[Entries from a dataset]
== == ==

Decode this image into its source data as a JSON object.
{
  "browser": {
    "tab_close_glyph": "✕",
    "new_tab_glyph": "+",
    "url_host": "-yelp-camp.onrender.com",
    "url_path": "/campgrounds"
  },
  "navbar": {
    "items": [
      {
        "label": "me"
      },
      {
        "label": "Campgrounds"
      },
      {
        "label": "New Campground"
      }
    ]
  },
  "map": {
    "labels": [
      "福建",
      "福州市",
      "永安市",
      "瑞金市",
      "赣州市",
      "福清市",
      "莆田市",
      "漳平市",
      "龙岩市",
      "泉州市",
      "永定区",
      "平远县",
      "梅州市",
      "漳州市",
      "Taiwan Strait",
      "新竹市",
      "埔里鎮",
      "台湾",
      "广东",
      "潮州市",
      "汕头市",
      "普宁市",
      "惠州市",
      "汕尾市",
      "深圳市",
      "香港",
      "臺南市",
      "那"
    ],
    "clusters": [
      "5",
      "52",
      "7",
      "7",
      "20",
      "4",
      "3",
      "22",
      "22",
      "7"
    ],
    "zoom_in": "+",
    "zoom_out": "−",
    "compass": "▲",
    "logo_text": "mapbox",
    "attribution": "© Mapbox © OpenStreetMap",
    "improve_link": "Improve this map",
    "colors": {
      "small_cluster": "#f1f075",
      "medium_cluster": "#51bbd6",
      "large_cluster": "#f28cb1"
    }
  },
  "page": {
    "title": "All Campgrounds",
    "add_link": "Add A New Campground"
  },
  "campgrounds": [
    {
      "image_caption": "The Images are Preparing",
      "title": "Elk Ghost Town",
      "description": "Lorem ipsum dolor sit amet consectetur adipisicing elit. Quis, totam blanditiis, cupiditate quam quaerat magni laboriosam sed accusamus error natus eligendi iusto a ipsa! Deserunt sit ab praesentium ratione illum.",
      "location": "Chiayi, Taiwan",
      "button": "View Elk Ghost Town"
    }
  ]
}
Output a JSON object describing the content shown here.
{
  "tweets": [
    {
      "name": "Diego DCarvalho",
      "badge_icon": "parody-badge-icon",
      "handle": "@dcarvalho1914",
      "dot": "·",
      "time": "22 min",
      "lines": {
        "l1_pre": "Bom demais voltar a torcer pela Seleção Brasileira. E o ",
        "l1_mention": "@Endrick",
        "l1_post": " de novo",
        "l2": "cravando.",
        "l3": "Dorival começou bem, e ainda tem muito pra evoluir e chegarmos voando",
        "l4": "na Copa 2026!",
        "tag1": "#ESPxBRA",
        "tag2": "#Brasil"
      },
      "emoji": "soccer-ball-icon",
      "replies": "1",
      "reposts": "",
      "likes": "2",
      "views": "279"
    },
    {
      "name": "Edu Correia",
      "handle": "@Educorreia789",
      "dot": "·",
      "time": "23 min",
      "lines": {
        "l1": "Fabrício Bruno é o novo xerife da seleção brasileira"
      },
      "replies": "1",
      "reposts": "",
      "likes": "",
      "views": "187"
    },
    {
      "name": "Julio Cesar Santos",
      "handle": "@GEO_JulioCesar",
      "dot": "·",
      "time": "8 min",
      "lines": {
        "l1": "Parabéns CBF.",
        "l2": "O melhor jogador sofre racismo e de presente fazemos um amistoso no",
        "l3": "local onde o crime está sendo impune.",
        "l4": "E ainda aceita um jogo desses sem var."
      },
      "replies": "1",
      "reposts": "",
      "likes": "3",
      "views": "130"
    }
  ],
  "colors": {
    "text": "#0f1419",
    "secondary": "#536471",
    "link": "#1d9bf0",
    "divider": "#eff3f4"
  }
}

== == ==

Using the data above, output each line exactly.

Decode this image into its source data as a JSON object.
{
  "browser": {
    "tab_close_glyph": "✕",
    "new_tab_glyph": "+",
    "url_host": "-yelp-camp.onrender.com",
    "url_path": "/campgrounds"
  },
  "navbar": {
    "items": [
      {
        "label": "me"
      },
      {
        "label": "Campgrounds"
      },
      {
        "label": "New Campground"
      }
    ]
  },
  "map": {
    "labels": [
      "福建",
      "福州市",
      "永安市",
      "瑞金市",
      "赣州市",
      "福清市",
      "莆田市",
      "漳平市",
      "龙岩市",
      "泉州市",
      "永定区",
      "平远县",
      "梅州市",
      "漳州市",
      "Taiwan Strait",
      "新竹市",
      "埔里鎮",
      "台湾",
      "广东",
      "潮州市",
      "汕头市",
      "普宁市",
      "惠州市",
      "汕尾市",
      "深圳市",
      "香港",
      "臺南市",
      "那"
    ],
    "clusters": [
      "5",
      "52",
      "7",
      "7",
      "20",
      "4",
      "3",
      "22",
      "22",
      "7"
    ],
    "zoom_in": "+",
    "zoom_out": "−",
    "compass": "▲",
    "logo_text": "mapbox",
    "attribution": "© Mapbox © OpenStreetMap",
    "improve_link": "Improve this map",
    "colors": {
      "small_cluster": "#f1f075",
      "medium_cluster": "#51bbd6",
      "large_cluster": "#f28cb1"
    }
  },
  "page": {
    "title": "All Campgrounds",
    "add_link": "Add A New Campground"
  },
  "campgrounds": [
    {
      "image_caption": "The Images are Preparing",
      "title": "Elk Ghost Town",
      "description": "Lorem ipsum dolor sit amet consectetur adipisicing elit. Quis, totam blanditiis, cupiditate quam quaerat magni laboriosam sed accusamus error natus eligendi iusto a ipsa! Deserunt sit ab praesentium ratione illum.",
      "location": "Chiayi, Taiwan",
      "button": "View Elk Ghost Town"
    }
  ]
}
Output a JSON object describing the content shown here.
{
  "tweets": [
    {
      "name": "Diego DCarvalho",
      "badge_icon": "parody-badge-icon",
      "handle": "@dcarvalho1914",
      "dot": "·",
      "time": "22 min",
      "lines": {
        "l1_pre": "Bom demais voltar a torcer pela Seleção Brasileira. E o ",
        "l1_mention": "@Endrick",
        "l1_post": " de novo",
        "l2": "cravando.",
        "l3": "Dorival começou bem, e ainda tem muito pra evoluir e chegarmos voando",
        "l4": "na Copa 2026!",
        "tag1": "#ESPxBRA",
        "tag2": "#Brasil"
      },
      "emoji": "soccer-ball-icon",
      "replies": "1",
      "reposts": "",
      "likes": "2",
      "views": "279"
    },
    {
      "name": "Edu Correia",
      "handle": "@Educorreia789",
      "dot": "·",
      "time": "23 min",
      "lines": {
        "l1": "Fabrício Bruno é o novo xerife da seleção brasileira"
      },
      "replies": "1",
      "reposts": "",
      "likes": "",
      "views": "187"
    },
    {
      "name": "Julio Cesar Santos",
      "handle": "@GEO_JulioCesar",
      "dot": "·",
      "time": "8 min",
      "lines": {
        "l1": "Parabéns CBF.",
        "l2": "O melhor jogador sofre racismo e de presente fazemos um amistoso no",
        "l3": "local onde o crime está sendo impune.",
        "l4": "E ainda aceita um jogo desses sem var."
      },
      "replies": "1",
      "reposts": "",
      "likes": "3",
      "views": "130"
    }
  ],
  "colors": {
    "text": "#0f1419",
    "secondary": "#536471",
    "link": "#1d9bf0",
    "divider": "#eff3f4"
  }
}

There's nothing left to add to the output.